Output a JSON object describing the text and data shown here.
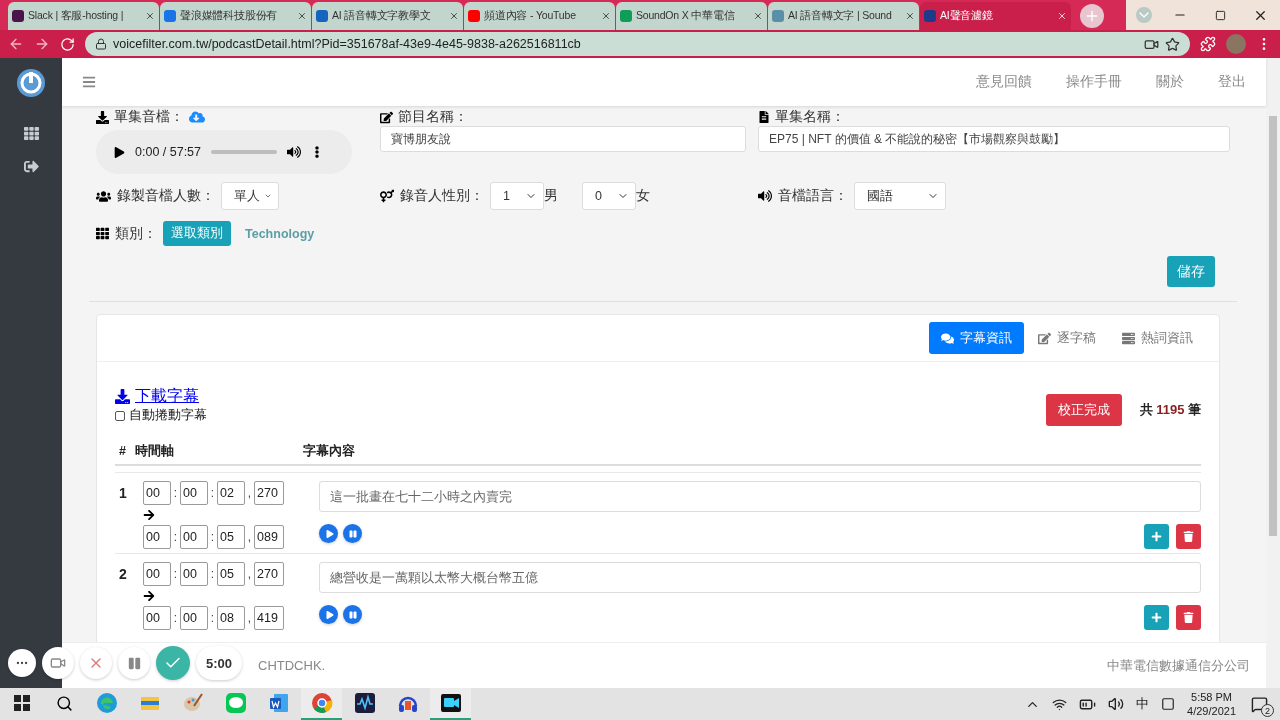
{
  "browser": {
    "tabs": [
      {
        "label": "Slack | 客服-hosting |",
        "selected": false,
        "color": "#4a154b"
      },
      {
        "label": "聲浪媒體科技股份有",
        "selected": false,
        "color": "#1a73e8"
      },
      {
        "label": "AI 語音轉文字教學文",
        "selected": false,
        "color": "#1565c0"
      },
      {
        "label": "頻道內容 - YouTube",
        "selected": false,
        "color": "#ff0000"
      },
      {
        "label": "SoundOn X 中華電信",
        "selected": false,
        "color": "#0f9d58"
      },
      {
        "label": "AI 語音轉文字 | Sound",
        "selected": false,
        "color": "#5a8fa8"
      },
      {
        "label": "AI聲音濾鏡",
        "selected": true,
        "color": "#1e3a8a"
      }
    ],
    "url": "voicefilter.com.tw/podcastDetail.html?Pid=351678af-43e9-4e45-9838-a262516811cb"
  },
  "navbar": {
    "links": [
      "意見回饋",
      "操作手冊",
      "關於",
      "登出"
    ]
  },
  "form": {
    "audio_label": "單集音檔：",
    "player_time": "0:00 / 57:57",
    "program_label": "節目名稱：",
    "program_value": "寶博朋友說",
    "episode_label": "單集名稱：",
    "episode_value": "EP75 | NFT 的價值 & 不能說的秘密【市場觀察與鼓勵】",
    "speakers_label": "錄製音檔人數：",
    "speakers_value": "單人",
    "gender_label": "錄音人性別：",
    "male_count": "1",
    "male_label": "男",
    "female_count": "0",
    "female_label": "女",
    "language_label": "音檔語言：",
    "language_value": "國語",
    "category_label": "類別：",
    "category_button": "選取類別",
    "category_value": "Technology",
    "save": "儲存"
  },
  "subtitle_panel": {
    "tabs": [
      {
        "label": "字幕資訊",
        "selected": true
      },
      {
        "label": "逐字稿",
        "selected": false
      },
      {
        "label": "熱詞資訊",
        "selected": false
      }
    ],
    "download": "下載字幕",
    "auto_scroll": {
      "label": "自動捲動字幕",
      "checked": false
    },
    "finish": "校正完成",
    "total_prefix": "共",
    "total": "1195",
    "total_suffix": "筆",
    "columns": [
      "#",
      "時間軸",
      "字幕內容"
    ],
    "rows": [
      {
        "index": "1",
        "start": [
          "00",
          ":",
          "00",
          ":",
          "02",
          ",",
          "270"
        ],
        "end": [
          "00",
          ":",
          "00",
          ":",
          "05",
          ",",
          "089"
        ],
        "text": "這一批畫在七十二小時之內賣完"
      },
      {
        "index": "2",
        "start": [
          "00",
          ":",
          "00",
          ":",
          "05",
          ",",
          "270"
        ],
        "end": [
          "00",
          ":",
          "00",
          ":",
          "08",
          ",",
          "419"
        ],
        "text": "總營收是一萬顆以太幣大概台幣五億"
      }
    ]
  },
  "footer": {
    "left": "CHTDCHK.",
    "right": "中華電信數據通信分公司"
  },
  "recorder": {
    "timer": "5:00"
  },
  "taskbar": {
    "apps": [
      {
        "kind": "edge",
        "active": false
      },
      {
        "kind": "folder",
        "active": false
      },
      {
        "kind": "paint",
        "active": false
      },
      {
        "kind": "line",
        "active": false
      },
      {
        "kind": "word",
        "active": false
      },
      {
        "kind": "chrome",
        "active": true
      },
      {
        "kind": "wave",
        "active": false
      },
      {
        "kind": "audio",
        "active": false
      },
      {
        "kind": "recorder",
        "active": true
      }
    ],
    "ime": "中",
    "time": "5:58 PM",
    "date": "4/29/2021",
    "notifications": "2"
  }
}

_Task goal_
Extract all lines from the data in which "color" is found.

_Answer to this problem_
        "color": "#4a154b"
        "color": "#1a73e8"
        "color": "#1565c0"
        "color": "#ff0000"
        "color": "#0f9d58"
        "color": "#5a8fa8"
        "color": "#1e3a8a"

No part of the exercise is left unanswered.